◆ **Supplied data**:

----------------------------------------

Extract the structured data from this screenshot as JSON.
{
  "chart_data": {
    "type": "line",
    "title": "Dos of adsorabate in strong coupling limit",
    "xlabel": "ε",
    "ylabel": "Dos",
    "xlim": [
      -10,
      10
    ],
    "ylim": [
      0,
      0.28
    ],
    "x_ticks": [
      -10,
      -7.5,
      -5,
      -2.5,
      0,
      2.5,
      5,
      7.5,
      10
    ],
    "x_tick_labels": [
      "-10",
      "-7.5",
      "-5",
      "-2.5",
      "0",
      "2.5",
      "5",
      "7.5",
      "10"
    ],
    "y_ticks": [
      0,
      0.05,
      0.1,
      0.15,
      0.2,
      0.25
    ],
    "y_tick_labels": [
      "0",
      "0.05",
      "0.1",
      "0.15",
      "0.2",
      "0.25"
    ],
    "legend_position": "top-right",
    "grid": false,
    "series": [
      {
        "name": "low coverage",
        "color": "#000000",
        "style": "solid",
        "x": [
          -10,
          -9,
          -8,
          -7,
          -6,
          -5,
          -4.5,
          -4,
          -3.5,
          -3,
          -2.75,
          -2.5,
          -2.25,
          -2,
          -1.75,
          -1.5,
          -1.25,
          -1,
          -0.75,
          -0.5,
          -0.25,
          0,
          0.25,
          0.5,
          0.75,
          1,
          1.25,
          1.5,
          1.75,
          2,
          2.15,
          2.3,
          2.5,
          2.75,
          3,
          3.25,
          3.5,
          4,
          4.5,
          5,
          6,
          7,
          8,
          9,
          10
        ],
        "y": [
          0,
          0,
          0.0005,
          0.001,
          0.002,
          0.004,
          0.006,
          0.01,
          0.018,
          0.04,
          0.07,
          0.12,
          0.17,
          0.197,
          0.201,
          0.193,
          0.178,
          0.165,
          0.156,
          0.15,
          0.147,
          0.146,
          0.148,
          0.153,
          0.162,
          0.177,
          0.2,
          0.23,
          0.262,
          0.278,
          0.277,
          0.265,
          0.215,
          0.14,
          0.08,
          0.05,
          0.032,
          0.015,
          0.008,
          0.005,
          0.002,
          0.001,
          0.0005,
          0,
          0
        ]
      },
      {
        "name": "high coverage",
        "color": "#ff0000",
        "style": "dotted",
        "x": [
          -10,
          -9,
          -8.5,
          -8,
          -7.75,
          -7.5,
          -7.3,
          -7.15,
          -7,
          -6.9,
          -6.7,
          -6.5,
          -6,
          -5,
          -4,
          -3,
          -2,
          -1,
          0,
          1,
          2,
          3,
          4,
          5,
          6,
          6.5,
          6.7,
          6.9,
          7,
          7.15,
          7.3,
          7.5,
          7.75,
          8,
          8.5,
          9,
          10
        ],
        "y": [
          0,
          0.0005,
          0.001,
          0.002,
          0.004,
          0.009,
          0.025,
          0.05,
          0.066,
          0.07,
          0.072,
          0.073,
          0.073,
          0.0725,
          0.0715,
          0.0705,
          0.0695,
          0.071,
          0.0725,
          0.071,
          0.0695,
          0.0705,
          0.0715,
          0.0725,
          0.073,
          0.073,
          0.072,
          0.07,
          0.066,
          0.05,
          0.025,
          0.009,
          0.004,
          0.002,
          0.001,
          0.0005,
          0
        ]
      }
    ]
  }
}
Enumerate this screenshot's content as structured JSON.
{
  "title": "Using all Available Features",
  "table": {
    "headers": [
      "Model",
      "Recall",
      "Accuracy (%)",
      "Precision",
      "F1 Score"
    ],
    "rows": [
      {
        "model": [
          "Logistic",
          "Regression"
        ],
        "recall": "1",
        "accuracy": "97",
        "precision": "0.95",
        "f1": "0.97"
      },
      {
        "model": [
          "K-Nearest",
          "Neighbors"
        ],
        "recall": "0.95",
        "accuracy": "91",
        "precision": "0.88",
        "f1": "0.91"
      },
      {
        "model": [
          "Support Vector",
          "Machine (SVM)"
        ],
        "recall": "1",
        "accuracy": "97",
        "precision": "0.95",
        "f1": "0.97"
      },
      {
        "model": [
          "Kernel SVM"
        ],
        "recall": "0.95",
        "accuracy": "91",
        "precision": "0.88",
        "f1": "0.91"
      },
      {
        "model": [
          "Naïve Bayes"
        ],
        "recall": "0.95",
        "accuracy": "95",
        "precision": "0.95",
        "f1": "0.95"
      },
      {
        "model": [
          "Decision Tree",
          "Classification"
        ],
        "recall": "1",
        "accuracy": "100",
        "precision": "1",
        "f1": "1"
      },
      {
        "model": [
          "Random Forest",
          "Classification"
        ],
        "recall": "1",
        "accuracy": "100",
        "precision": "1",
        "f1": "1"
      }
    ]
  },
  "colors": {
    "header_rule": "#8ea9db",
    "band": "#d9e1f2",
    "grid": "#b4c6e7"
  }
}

----------------------------------------

◆ **Stated problem**:
Copy out each record exactly as given, omitting none.

◆ **Right answer**:
Extract the structured data from this screenshot as JSON.
{
  "chart_data": {
    "type": "line",
    "title": "Dos of adsorabate in strong coupling limit",
    "xlabel": "ε",
    "ylabel": "Dos",
    "xlim": [
      -10,
      10
    ],
    "ylim": [
      0,
      0.28
    ],
    "x_ticks": [
      -10,
      -7.5,
      -5,
      -2.5,
      0,
      2.5,
      5,
      7.5,
      10
    ],
    "x_tick_labels": [
      "-10",
      "-7.5",
      "-5",
      "-2.5",
      "0",
      "2.5",
      "5",
      "7.5",
      "10"
    ],
    "y_ticks": [
      0,
      0.05,
      0.1,
      0.15,
      0.2,
      0.25
    ],
    "y_tick_labels": [
      "0",
      "0.05",
      "0.1",
      "0.15",
      "0.2",
      "0.25"
    ],
    "legend_position": "top-right",
    "grid": false,
    "series": [
      {
        "name": "low coverage",
        "color": "#000000",
        "style": "solid",
        "x": [
          -10,
          -9,
          -8,
          -7,
          -6,
          -5,
          -4.5,
          -4,
          -3.5,
          -3,
          -2.75,
          -2.5,
          -2.25,
          -2,
          -1.75,
          -1.5,
          -1.25,
          -1,
          -0.75,
          -0.5,
          -0.25,
          0,
          0.25,
          0.5,
          0.75,
          1,
          1.25,
          1.5,
          1.75,
          2,
          2.15,
          2.3,
          2.5,
          2.75,
          3,
          3.25,
          3.5,
          4,
          4.5,
          5,
          6,
          7,
          8,
          9,
          10
        ],
        "y": [
          0,
          0,
          0.0005,
          0.001,
          0.002,
          0.004,
          0.006,
          0.01,
          0.018,
          0.04,
          0.07,
          0.12,
          0.17,
          0.197,
          0.201,
          0.193,
          0.178,
          0.165,
          0.156,
          0.15,
          0.147,
          0.146,
          0.148,
          0.153,
          0.162,
          0.177,
          0.2,
          0.23,
          0.262,
          0.278,
          0.277,
          0.265,
          0.215,
          0.14,
          0.08,
          0.05,
          0.032,
          0.015,
          0.008,
          0.005,
          0.002,
          0.001,
          0.0005,
          0,
          0
        ]
      },
      {
        "name": "high coverage",
        "color": "#ff0000",
        "style": "dotted",
        "x": [
          -10,
          -9,
          -8.5,
          -8,
          -7.75,
          -7.5,
          -7.3,
          -7.15,
          -7,
          -6.9,
          -6.7,
          -6.5,
          -6,
          -5,
          -4,
          -3,
          -2,
          -1,
          0,
          1,
          2,
          3,
          4,
          5,
          6,
          6.5,
          6.7,
          6.9,
          7,
          7.15,
          7.3,
          7.5,
          7.75,
          8,
          8.5,
          9,
          10
        ],
        "y": [
          0,
          0.0005,
          0.001,
          0.002,
          0.004,
          0.009,
          0.025,
          0.05,
          0.066,
          0.07,
          0.072,
          0.073,
          0.073,
          0.0725,
          0.0715,
          0.0705,
          0.0695,
          0.071,
          0.0725,
          0.071,
          0.0695,
          0.0705,
          0.0715,
          0.0725,
          0.073,
          0.073,
          0.072,
          0.07,
          0.066,
          0.05,
          0.025,
          0.009,
          0.004,
          0.002,
          0.001,
          0.0005,
          0
        ]
      }
    ]
  }
}
Enumerate this screenshot's content as structured JSON.
{
  "title": "Using all Available Features",
  "table": {
    "headers": [
      "Model",
      "Recall",
      "Accuracy (%)",
      "Precision",
      "F1 Score"
    ],
    "rows": [
      {
        "model": [
          "Logistic",
          "Regression"
        ],
        "recall": "1",
        "accuracy": "97",
        "precision": "0.95",
        "f1": "0.97"
      },
      {
        "model": [
          "K-Nearest",
          "Neighbors"
        ],
        "recall": "0.95",
        "accuracy": "91",
        "precision": "0.88",
        "f1": "0.91"
      },
      {
        "model": [
          "Support Vector",
          "Machine (SVM)"
        ],
        "recall": "1",
        "accuracy": "97",
        "precision": "0.95",
        "f1": "0.97"
      },
      {
        "model": [
          "Kernel SVM"
        ],
        "recall": "0.95",
        "accuracy": "91",
        "precision": "0.88",
        "f1": "0.91"
      },
      {
        "model": [
          "Naïve Bayes"
        ],
        "recall": "0.95",
        "accuracy": "95",
        "precision": "0.95",
        "f1": "0.95"
      },
      {
        "model": [
          "Decision Tree",
          "Classification"
        ],
        "recall": "1",
        "accuracy": "100",
        "precision": "1",
        "f1": "1"
      },
      {
        "model": [
          "Random Forest",
          "Classification"
        ],
        "recall": "1",
        "accuracy": "100",
        "precision": "1",
        "f1": "1"
      }
    ]
  },
  "colors": {
    "header_rule": "#8ea9db",
    "band": "#d9e1f2",
    "grid": "#b4c6e7"
  }
}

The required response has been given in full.